--- AIM ---
The records below must be duplicated exactly, character for character.

--- MATERIALS PROVIDED ---

-- BEGIN --

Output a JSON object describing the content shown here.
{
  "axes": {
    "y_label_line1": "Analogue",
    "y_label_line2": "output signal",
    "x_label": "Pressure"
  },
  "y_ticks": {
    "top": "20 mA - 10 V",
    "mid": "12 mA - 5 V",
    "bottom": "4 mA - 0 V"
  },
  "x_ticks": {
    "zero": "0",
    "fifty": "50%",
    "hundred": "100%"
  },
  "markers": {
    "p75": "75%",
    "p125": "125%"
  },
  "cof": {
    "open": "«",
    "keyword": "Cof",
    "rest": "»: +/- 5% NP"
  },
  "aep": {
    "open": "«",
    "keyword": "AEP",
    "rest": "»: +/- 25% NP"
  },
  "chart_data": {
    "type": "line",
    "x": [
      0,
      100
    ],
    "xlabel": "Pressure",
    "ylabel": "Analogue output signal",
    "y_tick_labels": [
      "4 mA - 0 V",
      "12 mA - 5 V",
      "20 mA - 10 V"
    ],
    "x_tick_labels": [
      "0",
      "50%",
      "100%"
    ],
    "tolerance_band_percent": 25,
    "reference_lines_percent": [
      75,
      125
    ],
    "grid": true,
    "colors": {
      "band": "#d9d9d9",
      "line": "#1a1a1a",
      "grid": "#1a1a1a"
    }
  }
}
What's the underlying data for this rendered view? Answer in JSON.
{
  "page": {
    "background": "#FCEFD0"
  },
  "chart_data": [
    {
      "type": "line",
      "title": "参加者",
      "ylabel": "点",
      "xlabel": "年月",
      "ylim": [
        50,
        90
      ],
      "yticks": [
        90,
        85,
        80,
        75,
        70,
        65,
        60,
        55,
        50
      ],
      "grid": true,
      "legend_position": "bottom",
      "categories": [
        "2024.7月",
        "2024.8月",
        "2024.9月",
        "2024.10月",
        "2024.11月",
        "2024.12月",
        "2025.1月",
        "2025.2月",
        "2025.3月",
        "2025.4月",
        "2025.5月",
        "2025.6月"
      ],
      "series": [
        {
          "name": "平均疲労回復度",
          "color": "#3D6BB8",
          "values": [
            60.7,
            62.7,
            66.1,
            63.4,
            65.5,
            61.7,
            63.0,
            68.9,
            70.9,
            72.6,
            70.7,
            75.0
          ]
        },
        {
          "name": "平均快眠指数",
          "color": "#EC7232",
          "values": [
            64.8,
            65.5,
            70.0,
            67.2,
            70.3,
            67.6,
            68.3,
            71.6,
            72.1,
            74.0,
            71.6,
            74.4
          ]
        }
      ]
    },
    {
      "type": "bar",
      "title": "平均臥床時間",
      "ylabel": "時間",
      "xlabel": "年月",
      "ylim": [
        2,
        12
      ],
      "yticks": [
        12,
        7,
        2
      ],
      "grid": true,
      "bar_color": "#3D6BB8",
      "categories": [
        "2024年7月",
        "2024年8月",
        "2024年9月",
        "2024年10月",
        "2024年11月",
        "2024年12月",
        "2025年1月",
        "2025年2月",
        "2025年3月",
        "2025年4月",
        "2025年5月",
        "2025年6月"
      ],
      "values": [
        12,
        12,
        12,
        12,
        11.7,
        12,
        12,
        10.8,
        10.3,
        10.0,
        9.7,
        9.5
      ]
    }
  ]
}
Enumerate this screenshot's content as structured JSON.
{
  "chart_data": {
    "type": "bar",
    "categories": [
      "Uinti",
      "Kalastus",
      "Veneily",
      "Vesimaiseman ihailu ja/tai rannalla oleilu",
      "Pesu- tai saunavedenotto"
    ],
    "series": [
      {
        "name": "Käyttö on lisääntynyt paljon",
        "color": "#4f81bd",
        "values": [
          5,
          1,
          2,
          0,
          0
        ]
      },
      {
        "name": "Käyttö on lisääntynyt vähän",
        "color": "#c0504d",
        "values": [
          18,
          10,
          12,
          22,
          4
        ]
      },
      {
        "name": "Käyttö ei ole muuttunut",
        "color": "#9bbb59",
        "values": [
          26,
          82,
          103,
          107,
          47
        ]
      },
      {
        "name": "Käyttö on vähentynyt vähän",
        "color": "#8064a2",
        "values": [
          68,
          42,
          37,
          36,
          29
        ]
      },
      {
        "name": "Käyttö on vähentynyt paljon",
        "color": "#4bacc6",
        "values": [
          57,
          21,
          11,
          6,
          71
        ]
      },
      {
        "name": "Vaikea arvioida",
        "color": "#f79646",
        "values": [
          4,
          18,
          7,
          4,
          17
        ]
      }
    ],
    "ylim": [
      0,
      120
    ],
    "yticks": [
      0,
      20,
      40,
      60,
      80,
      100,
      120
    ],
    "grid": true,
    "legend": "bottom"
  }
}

-- END --

--- RESPONSE FOR THIS EXERCISE ---
Output a JSON object describing the content shown here.
{
  "axes": {
    "y_label_line1": "Analogue",
    "y_label_line2": "output signal",
    "x_label": "Pressure"
  },
  "y_ticks": {
    "top": "20 mA - 10 V",
    "mid": "12 mA - 5 V",
    "bottom": "4 mA - 0 V"
  },
  "x_ticks": {
    "zero": "0",
    "fifty": "50%",
    "hundred": "100%"
  },
  "markers": {
    "p75": "75%",
    "p125": "125%"
  },
  "cof": {
    "open": "«",
    "keyword": "Cof",
    "rest": "»: +/- 5% NP"
  },
  "aep": {
    "open": "«",
    "keyword": "AEP",
    "rest": "»: +/- 25% NP"
  },
  "chart_data": {
    "type": "line",
    "x": [
      0,
      100
    ],
    "xlabel": "Pressure",
    "ylabel": "Analogue output signal",
    "y_tick_labels": [
      "4 mA - 0 V",
      "12 mA - 5 V",
      "20 mA - 10 V"
    ],
    "x_tick_labels": [
      "0",
      "50%",
      "100%"
    ],
    "tolerance_band_percent": 25,
    "reference_lines_percent": [
      75,
      125
    ],
    "grid": true,
    "colors": {
      "band": "#d9d9d9",
      "line": "#1a1a1a",
      "grid": "#1a1a1a"
    }
  }
}
What's the underlying data for this rendered view? Answer in JSON.
{
  "page": {
    "background": "#FCEFD0"
  },
  "chart_data": [
    {
      "type": "line",
      "title": "参加者",
      "ylabel": "点",
      "xlabel": "年月",
      "ylim": [
        50,
        90
      ],
      "yticks": [
        90,
        85,
        80,
        75,
        70,
        65,
        60,
        55,
        50
      ],
      "grid": true,
      "legend_position": "bottom",
      "categories": [
        "2024.7月",
        "2024.8月",
        "2024.9月",
        "2024.10月",
        "2024.11月",
        "2024.12月",
        "2025.1月",
        "2025.2月",
        "2025.3月",
        "2025.4月",
        "2025.5月",
        "2025.6月"
      ],
      "series": [
        {
          "name": "平均疲労回復度",
          "color": "#3D6BB8",
          "values": [
            60.7,
            62.7,
            66.1,
            63.4,
            65.5,
            61.7,
            63.0,
            68.9,
            70.9,
            72.6,
            70.7,
            75.0
          ]
        },
        {
          "name": "平均快眠指数",
          "color": "#EC7232",
          "values": [
            64.8,
            65.5,
            70.0,
            67.2,
            70.3,
            67.6,
            68.3,
            71.6,
            72.1,
            74.0,
            71.6,
            74.4
          ]
        }
      ]
    },
    {
      "type": "bar",
      "title": "平均臥床時間",
      "ylabel": "時間",
      "xlabel": "年月",
      "ylim": [
        2,
        12
      ],
      "yticks": [
        12,
        7,
        2
      ],
      "grid": true,
      "bar_color": "#3D6BB8",
      "categories": [
        "2024年7月",
        "2024年8月",
        "2024年9月",
        "2024年10月",
        "2024年11月",
        "2024年12月",
        "2025年1月",
        "2025年2月",
        "2025年3月",
        "2025年4月",
        "2025年5月",
        "2025年6月"
      ],
      "values": [
        12,
        12,
        12,
        12,
        11.7,
        12,
        12,
        10.8,
        10.3,
        10.0,
        9.7,
        9.5
      ]
    }
  ]
}
Enumerate this screenshot's content as structured JSON.
{
  "chart_data": {
    "type": "bar",
    "categories": [
      "Uinti",
      "Kalastus",
      "Veneily",
      "Vesimaiseman ihailu ja/tai rannalla oleilu",
      "Pesu- tai saunavedenotto"
    ],
    "series": [
      {
        "name": "Käyttö on lisääntynyt paljon",
        "color": "#4f81bd",
        "values": [
          5,
          1,
          2,
          0,
          0
        ]
      },
      {
        "name": "Käyttö on lisääntynyt vähän",
        "color": "#c0504d",
        "values": [
          18,
          10,
          12,
          22,
          4
        ]
      },
      {
        "name": "Käyttö ei ole muuttunut",
        "color": "#9bbb59",
        "values": [
          26,
          82,
          103,
          107,
          47
        ]
      },
      {
        "name": "Käyttö on vähentynyt vähän",
        "color": "#8064a2",
        "values": [
          68,
          42,
          37,
          36,
          29
        ]
      },
      {
        "name": "Käyttö on vähentynyt paljon",
        "color": "#4bacc6",
        "values": [
          57,
          21,
          11,
          6,
          71
        ]
      },
      {
        "name": "Vaikea arvioida",
        "color": "#f79646",
        "values": [
          4,
          18,
          7,
          4,
          17
        ]
      }
    ],
    "ylim": [
      0,
      120
    ],
    "yticks": [
      0,
      20,
      40,
      60,
      80,
      100,
      120
    ],
    "grid": true,
    "legend": "bottom"
  }
}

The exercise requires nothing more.